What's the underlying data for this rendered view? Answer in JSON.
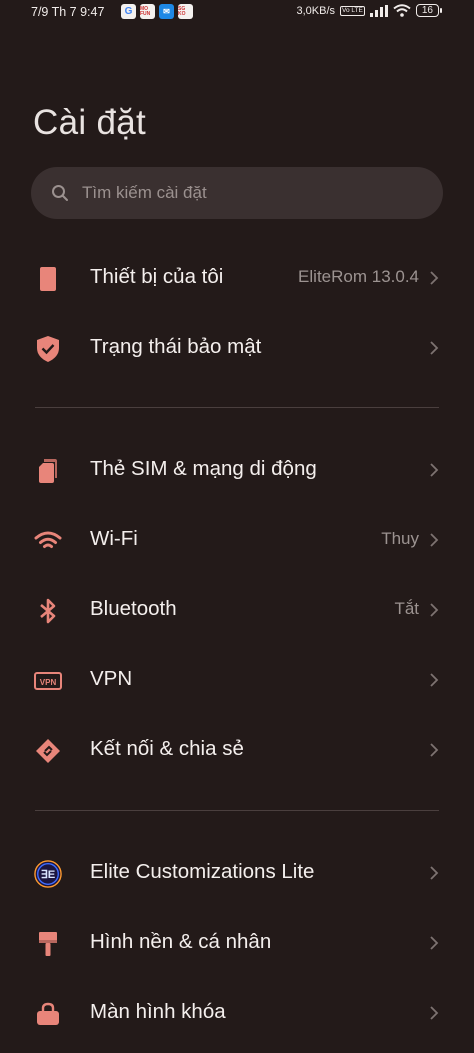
{
  "status_bar": {
    "time": "7/9 Th 7 9:47",
    "apps": [
      {
        "name": "google-app-icon",
        "text": "G"
      },
      {
        "name": "mo-fun-app-icon",
        "text": "MO FUN"
      },
      {
        "name": "messenger-app-icon",
        "text": "✉"
      },
      {
        "name": "sapo-app-icon",
        "text": "SG KO"
      }
    ],
    "network_speed": "3,0KB/s",
    "volte": "Vo LTE",
    "battery": "16"
  },
  "page": {
    "title": "Cài đặt"
  },
  "search": {
    "placeholder": "Tìm kiếm cài đặt"
  },
  "colors": {
    "background": "#231a19",
    "accent": "#e8857a",
    "search_bg": "#3a3030"
  },
  "groups": [
    {
      "items": [
        {
          "label": "Thiết bị của tôi",
          "value": "EliteRom 13.0.4",
          "icon": "phone-icon"
        },
        {
          "label": "Trạng thái bảo mật",
          "value": "",
          "icon": "shield-check-icon"
        }
      ]
    },
    {
      "items": [
        {
          "label": "Thẻ SIM & mạng di động",
          "value": "",
          "icon": "sim-card-icon"
        },
        {
          "label": "Wi-Fi",
          "value": "Thuy",
          "icon": "wifi-icon"
        },
        {
          "label": "Bluetooth",
          "value": "Tắt",
          "icon": "bluetooth-icon"
        },
        {
          "label": "VPN",
          "value": "",
          "icon": "vpn-icon"
        },
        {
          "label": "Kết nối & chia sẻ",
          "value": "",
          "icon": "connection-share-icon"
        }
      ]
    },
    {
      "items": [
        {
          "label": "Elite Customizations Lite",
          "value": "",
          "icon": "elite-logo-icon"
        },
        {
          "label": "Hình nền & cá nhân",
          "value": "",
          "icon": "wallpaper-brush-icon"
        },
        {
          "label": "Màn hình khóa",
          "value": "",
          "icon": "lock-screen-icon"
        }
      ]
    }
  ]
}
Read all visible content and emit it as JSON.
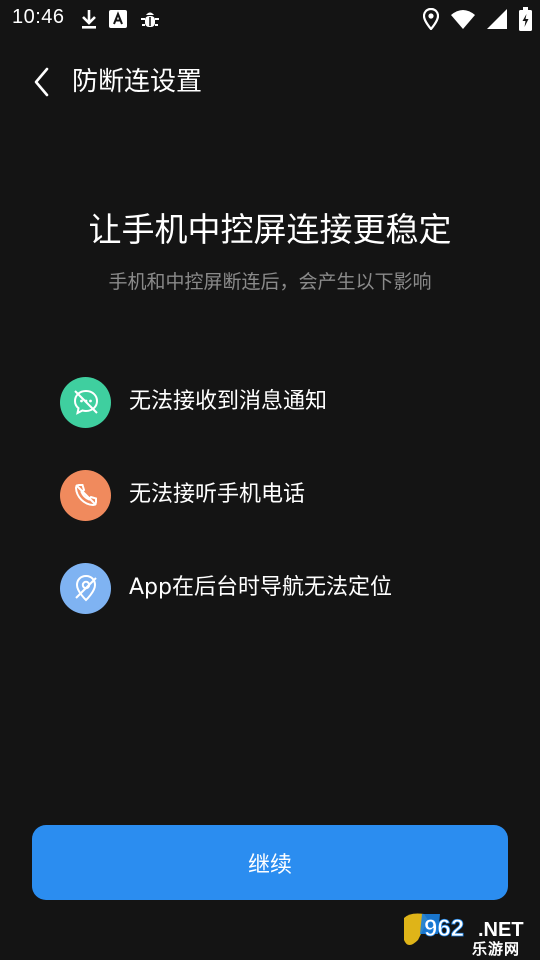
{
  "status_bar": {
    "time": "10:46",
    "left_icons": [
      "download-icon",
      "font-a-icon",
      "bug-icon"
    ],
    "right_icons": [
      "location-icon",
      "wifi-icon",
      "signal-icon",
      "battery-charging-icon"
    ]
  },
  "header": {
    "title": "防断连设置",
    "back_icon": "chevron-left-icon"
  },
  "main": {
    "headline": "让手机中控屏连接更稳定",
    "subheadline": "手机和中控屏断连后，会产生以下影响",
    "impacts": [
      {
        "label": "无法接收到消息通知",
        "icon": "message-off-icon",
        "color": "#3fcf9f"
      },
      {
        "label": "无法接听手机电话",
        "icon": "phone-off-icon",
        "color": "#f08a5d"
      },
      {
        "label": "App在后台时导航无法定位",
        "icon": "location-off-icon",
        "color": "#7fb3f2"
      }
    ]
  },
  "footer": {
    "continue_label": "继续"
  },
  "watermark": {
    "logo_text": "962.NET",
    "sub_text": "乐游网"
  },
  "colors": {
    "background": "#141414",
    "primary": "#2b8df0",
    "subtext": "#8a8a8a"
  }
}
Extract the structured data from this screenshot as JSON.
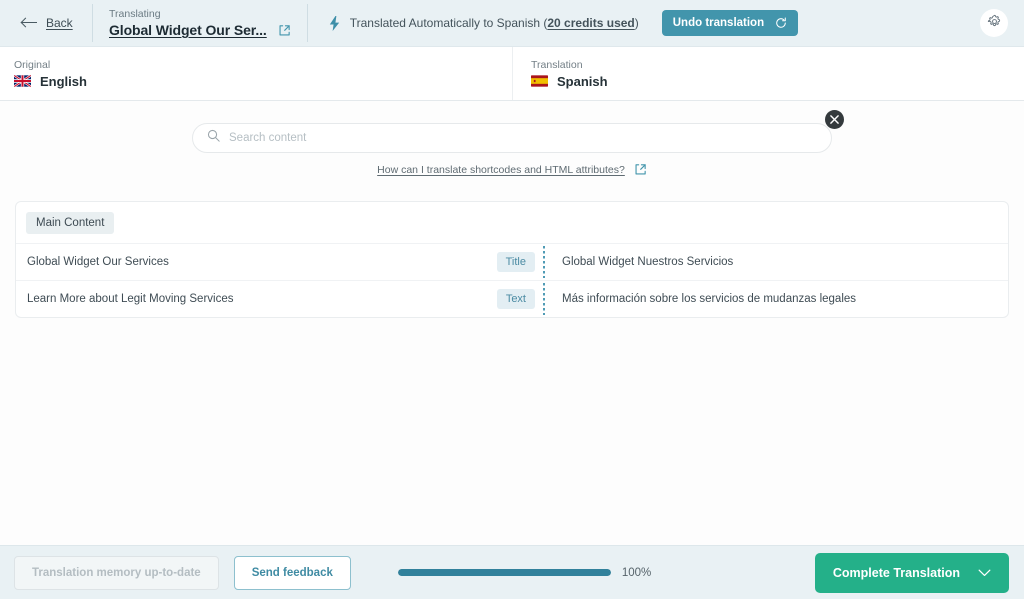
{
  "header": {
    "back_label": "Back",
    "translating_label": "Translating",
    "document_title": "Global Widget Our Ser...",
    "open_external_icon": "external-link-icon",
    "status_icon": "lightning-bolt-icon",
    "status_text_before": "Translated Automatically to Spanish (",
    "status_credits": "20 credits used",
    "status_text_after": ")",
    "undo_label": "Undo translation",
    "undo_icon": "undo-rotate-icon",
    "settings_icon": "gear-icon",
    "accent_teal": "#4295ac",
    "background": "#e9f1f4"
  },
  "languages": {
    "original_caption": "Original",
    "original_language": "English",
    "original_flag": "flag-uk-icon",
    "translation_caption": "Translation",
    "translation_language": "Spanish",
    "translation_flag": "flag-spain-icon"
  },
  "search": {
    "placeholder": "Search content",
    "value": "",
    "icon": "search-icon",
    "close_icon": "close-icon",
    "help_link": "How can I translate shortcodes and HTML attributes?",
    "help_link_icon": "external-link-icon"
  },
  "content": {
    "tabs": [
      {
        "label": "Main Content",
        "active": true
      }
    ],
    "rows": [
      {
        "source": "Global Widget Our Services",
        "badge": "Title",
        "target": "Global Widget Nuestros Servicios"
      },
      {
        "source": "Learn More about Legit Moving Services",
        "badge": "Text",
        "target": "Más información sobre los servicios de mudanzas legales"
      }
    ]
  },
  "footer": {
    "translation_memory_label": "Translation memory up-to-date",
    "send_feedback_label": "Send feedback",
    "progress_percent": 100,
    "progress_label": "100%",
    "complete_label": "Complete Translation",
    "complete_icon": "chevron-down-icon",
    "complete_color": "#24b089"
  }
}
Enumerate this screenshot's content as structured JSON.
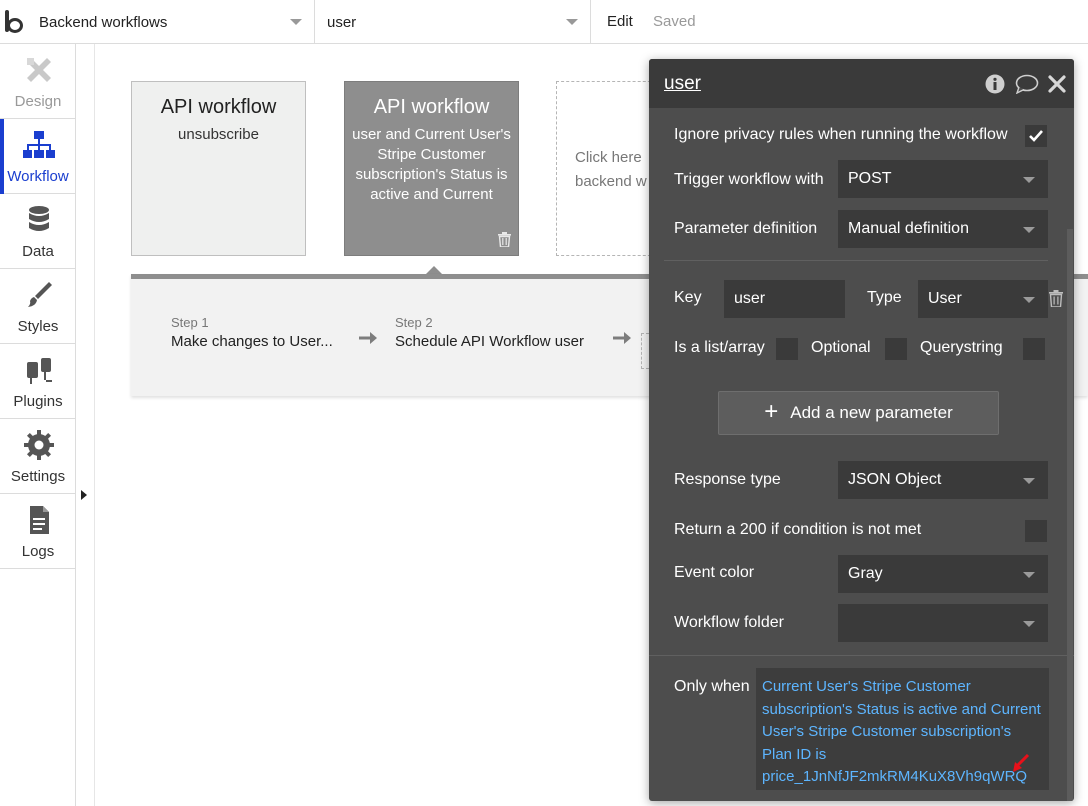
{
  "topbar": {
    "page_selector": "Backend workflows",
    "workflow_selector": "user",
    "edit": "Edit",
    "saved": "Saved"
  },
  "nav": [
    {
      "label": "Design",
      "icon": "design-icon",
      "state": "disabled"
    },
    {
      "label": "Workflow",
      "icon": "workflow-icon",
      "state": "active"
    },
    {
      "label": "Data",
      "icon": "database-icon",
      "state": "normal"
    },
    {
      "label": "Styles",
      "icon": "brush-icon",
      "state": "normal"
    },
    {
      "label": "Plugins",
      "icon": "plug-icon",
      "state": "normal"
    },
    {
      "label": "Settings",
      "icon": "gear-icon",
      "state": "normal"
    },
    {
      "label": "Logs",
      "icon": "document-icon",
      "state": "normal"
    }
  ],
  "cards": [
    {
      "title": "API workflow",
      "subtitle": "unsubscribe"
    },
    {
      "title": "API workflow",
      "subtitle": "user and Current User's Stripe Customer subscription's Status is active and Current"
    },
    {
      "subtitle_line1": "Click here",
      "subtitle_line2": "backend w"
    }
  ],
  "steps": [
    {
      "number": "Step 1",
      "name": "Make changes to User..."
    },
    {
      "number": "Step 2",
      "name": "Schedule API Workflow user"
    }
  ],
  "panel": {
    "title": "user",
    "ignore_privacy_label": "Ignore privacy rules when running the workflow",
    "ignore_privacy_checked": true,
    "trigger_label": "Trigger workflow with",
    "trigger_value": "POST",
    "param_def_label": "Parameter definition",
    "param_def_value": "Manual definition",
    "key_label": "Key",
    "key_value": "user",
    "type_label": "Type",
    "type_value": "User",
    "is_list_label": "Is a list/array",
    "optional_label": "Optional",
    "querystring_label": "Querystring",
    "add_param_label": "Add a new parameter",
    "response_label": "Response type",
    "response_value": "JSON Object",
    "return200_label": "Return a 200 if condition is not met",
    "event_color_label": "Event color",
    "event_color_value": "Gray",
    "folder_label": "Workflow folder",
    "folder_value": "",
    "only_when_label": "Only when",
    "only_when_value": "Current User's Stripe Customer subscription's Status is active and Current User's Stripe Customer subscription's Plan ID is price_1JnNfJF2mkRM4KuX8Vh9qWRQ"
  },
  "colors": {
    "accent": "#1a3ecf",
    "panel_bg": "#4d4d4d",
    "panel_field": "#3a3a3a",
    "condition_text": "#5db5ff",
    "card_active": "#8e8e8e",
    "annotation_arrow": "#e8101a"
  }
}
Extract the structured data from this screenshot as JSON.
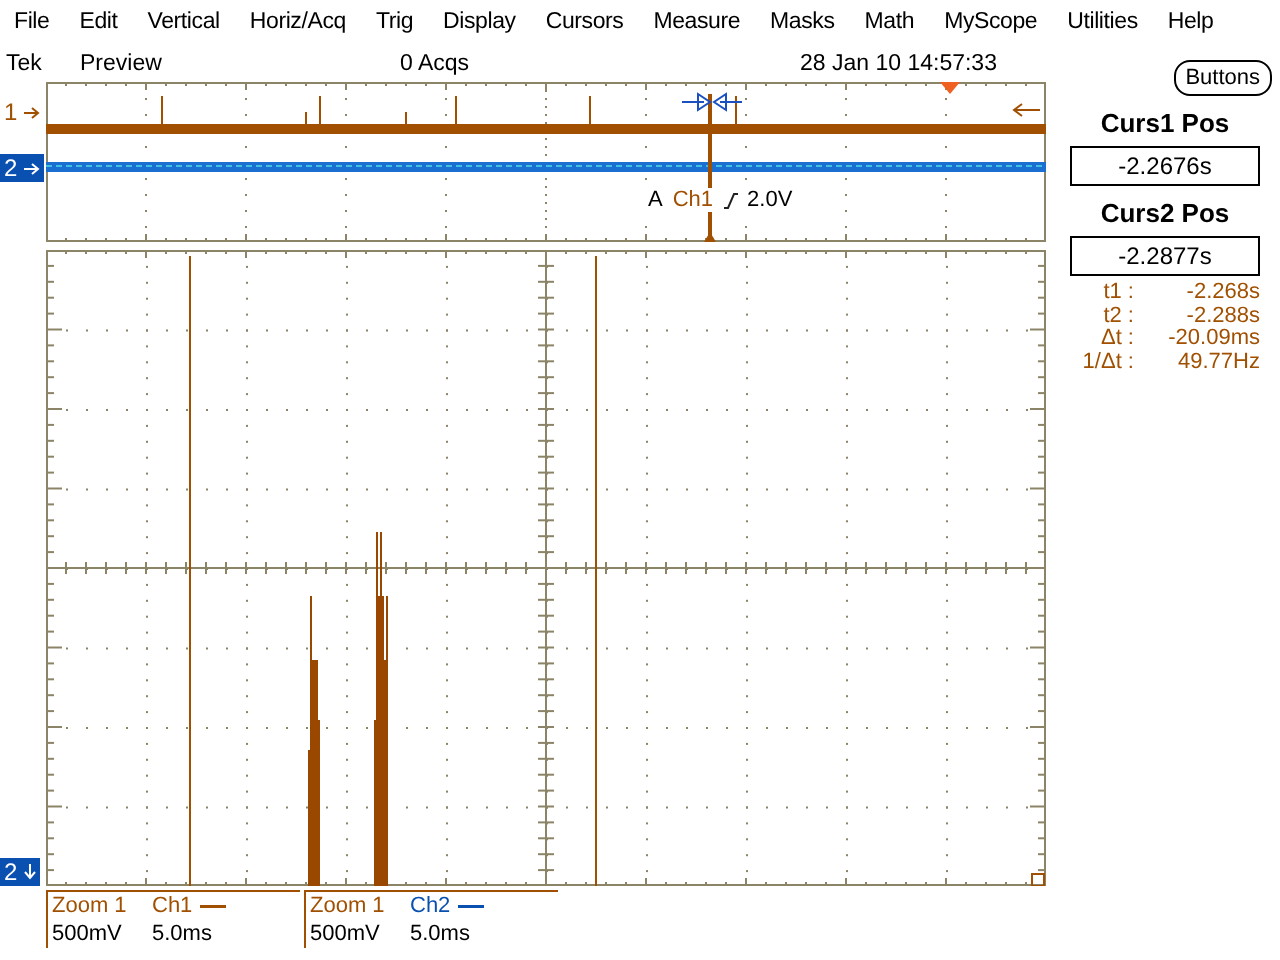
{
  "menu": [
    "File",
    "Edit",
    "Vertical",
    "Horiz/Acq",
    "Trig",
    "Display",
    "Cursors",
    "Measure",
    "Masks",
    "Math",
    "MyScope",
    "Utilities",
    "Help"
  ],
  "status_bar": {
    "brand": "Tek",
    "mode": "Preview",
    "acquisitions": "0 Acqs",
    "datetime": "28 Jan 10 14:57:33"
  },
  "buttons_button": "Buttons",
  "overview": {
    "channel_markers": [
      {
        "label": "1",
        "color": "#a05000"
      },
      {
        "label": "2",
        "color": "#0a50b0"
      }
    ],
    "trigger": {
      "source_prefix": "A",
      "channel": "Ch1",
      "level": "2.0V"
    }
  },
  "main_display": {
    "channel_markers": [
      {
        "label": "2",
        "color": "#0a50b0"
      }
    ]
  },
  "cursor_panel": {
    "positions": [
      {
        "title": "Curs1 Pos",
        "value": "-2.2676s"
      },
      {
        "title": "Curs2 Pos",
        "value": "-2.2877s"
      }
    ],
    "readouts": [
      {
        "label": "t1 :",
        "value": "-2.268s"
      },
      {
        "label": "t2 :",
        "value": "-2.288s"
      },
      {
        "label": "Δt :",
        "value": "-20.09ms"
      },
      {
        "label": "1/Δt :",
        "value": "49.77Hz"
      }
    ]
  },
  "channel_readouts": [
    {
      "title": "Zoom 1",
      "channel": "Ch1",
      "color": "#a05000",
      "scale": "500mV",
      "timebase": "5.0ms"
    },
    {
      "title": "Zoom 1",
      "channel": "Ch2",
      "color": "#0a50b0",
      "scale": "500mV",
      "timebase": "5.0ms"
    }
  ]
}
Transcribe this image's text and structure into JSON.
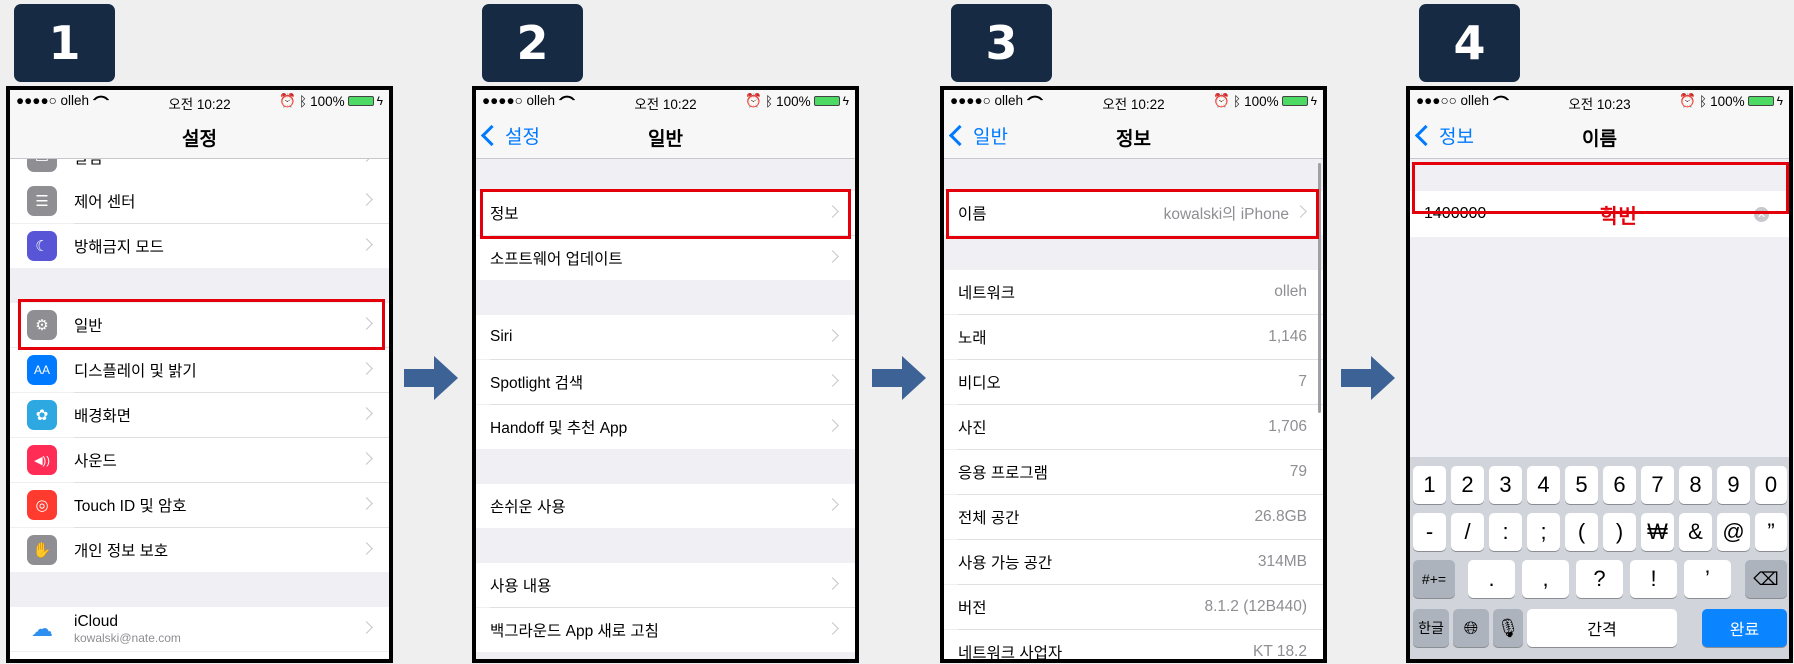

════════════════

Job:
Filter the records above for lines containing the word "definition", and copy those lines.

Response to the exercise:
    "param_def_label": "Parameter definition",
    "param_def_value": "Manual definition",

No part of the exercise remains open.